_To be done_
Transcribe the entries below exactly; leave every image out.

_Supplied material_
--------
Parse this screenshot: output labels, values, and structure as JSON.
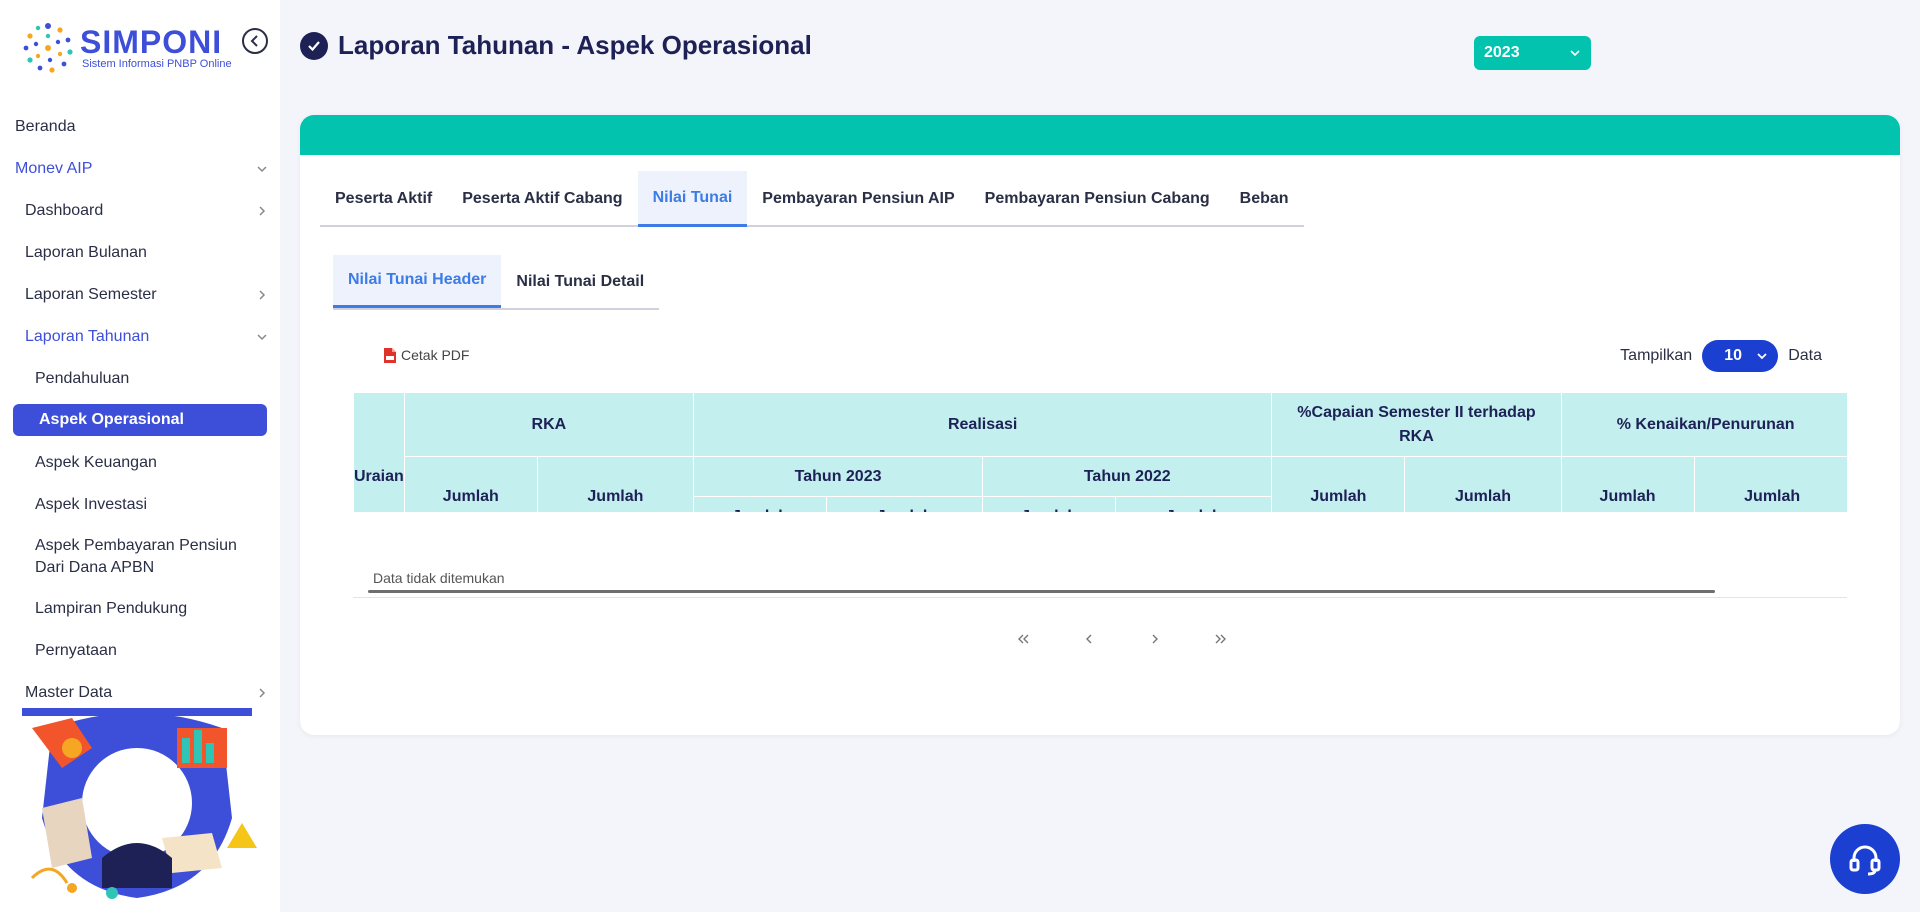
{
  "app": {
    "logo_title": "SIMPONI",
    "logo_subtitle": "Sistem Informasi PNBP Online"
  },
  "sidebar": {
    "items": [
      {
        "label": "Beranda"
      },
      {
        "label": "Monev AIP"
      },
      {
        "label": "Dashboard"
      },
      {
        "label": "Laporan Bulanan"
      },
      {
        "label": "Laporan Semester"
      },
      {
        "label": "Laporan Tahunan"
      },
      {
        "label": "Pendahuluan"
      },
      {
        "label": "Aspek Operasional"
      },
      {
        "label": "Aspek Keuangan"
      },
      {
        "label": "Aspek Investasi"
      },
      {
        "label": "Aspek Pembayaran Pensiun Dari Dana APBN"
      },
      {
        "label": "Lampiran Pendukung"
      },
      {
        "label": "Pernyataan"
      },
      {
        "label": "Master Data"
      }
    ]
  },
  "header": {
    "title": "Laporan Tahunan - Aspek Operasional",
    "year_selected": "2023"
  },
  "tabs": [
    {
      "label": "Peserta Aktif"
    },
    {
      "label": "Peserta Aktif Cabang"
    },
    {
      "label": "Nilai Tunai"
    },
    {
      "label": "Pembayaran Pensiun AIP"
    },
    {
      "label": "Pembayaran Pensiun Cabang"
    },
    {
      "label": "Beban"
    }
  ],
  "subtabs": [
    {
      "label": "Nilai Tunai Header"
    },
    {
      "label": "Nilai Tunai Detail"
    }
  ],
  "toolbar": {
    "pdf_label": "Cetak PDF",
    "show_prefix": "Tampilkan",
    "show_value": "10",
    "show_suffix": "Data"
  },
  "table": {
    "uraian": "Uraian",
    "rka": "RKA",
    "realisasi": "Realisasi",
    "capaian": "%Capaian Semester II terhadap RKA",
    "kenaikan": "% Kenaikan/Penurunan",
    "tahun_2023": "Tahun 2023",
    "tahun_2022": "Tahun 2022",
    "jumlah_penerima": "Jumlah Penerima",
    "jumlah_pembayaran": "Jumlah Pembayaran",
    "empty_message": "Data tidak ditemukan"
  },
  "pager": {
    "first": "«",
    "prev": "‹",
    "next": "›",
    "last": "»"
  },
  "colors": {
    "primary": "#3d4fd8",
    "teal": "#02c3ae",
    "header_cell": "#c3efee"
  }
}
--------
_Solution to the problem_
Parse this screenshot: output labels, values, and structure as JSON.
{
  "app": {
    "logo_title": "SIMPONI",
    "logo_subtitle": "Sistem Informasi PNBP Online"
  },
  "sidebar": {
    "items": [
      {
        "label": "Beranda"
      },
      {
        "label": "Monev AIP"
      },
      {
        "label": "Dashboard"
      },
      {
        "label": "Laporan Bulanan"
      },
      {
        "label": "Laporan Semester"
      },
      {
        "label": "Laporan Tahunan"
      },
      {
        "label": "Pendahuluan"
      },
      {
        "label": "Aspek Operasional"
      },
      {
        "label": "Aspek Keuangan"
      },
      {
        "label": "Aspek Investasi"
      },
      {
        "label": "Aspek Pembayaran Pensiun Dari Dana APBN"
      },
      {
        "label": "Lampiran Pendukung"
      },
      {
        "label": "Pernyataan"
      },
      {
        "label": "Master Data"
      }
    ]
  },
  "header": {
    "title": "Laporan Tahunan - Aspek Operasional",
    "year_selected": "2023"
  },
  "tabs": [
    {
      "label": "Peserta Aktif"
    },
    {
      "label": "Peserta Aktif Cabang"
    },
    {
      "label": "Nilai Tunai"
    },
    {
      "label": "Pembayaran Pensiun AIP"
    },
    {
      "label": "Pembayaran Pensiun Cabang"
    },
    {
      "label": "Beban"
    }
  ],
  "subtabs": [
    {
      "label": "Nilai Tunai Header"
    },
    {
      "label": "Nilai Tunai Detail"
    }
  ],
  "toolbar": {
    "pdf_label": "Cetak PDF",
    "show_prefix": "Tampilkan",
    "show_value": "10",
    "show_suffix": "Data"
  },
  "table": {
    "uraian": "Uraian",
    "rka": "RKA",
    "realisasi": "Realisasi",
    "capaian": "%Capaian Semester II terhadap RKA",
    "kenaikan": "% Kenaikan/Penurunan",
    "tahun_2023": "Tahun 2023",
    "tahun_2022": "Tahun 2022",
    "jumlah_penerima": "Jumlah Penerima",
    "jumlah_pembayaran": "Jumlah Pembayaran",
    "empty_message": "Data tidak ditemukan"
  },
  "pager": {
    "first": "«",
    "prev": "‹",
    "next": "›",
    "last": "»"
  },
  "colors": {
    "primary": "#3d4fd8",
    "teal": "#02c3ae",
    "header_cell": "#c3efee"
  }
}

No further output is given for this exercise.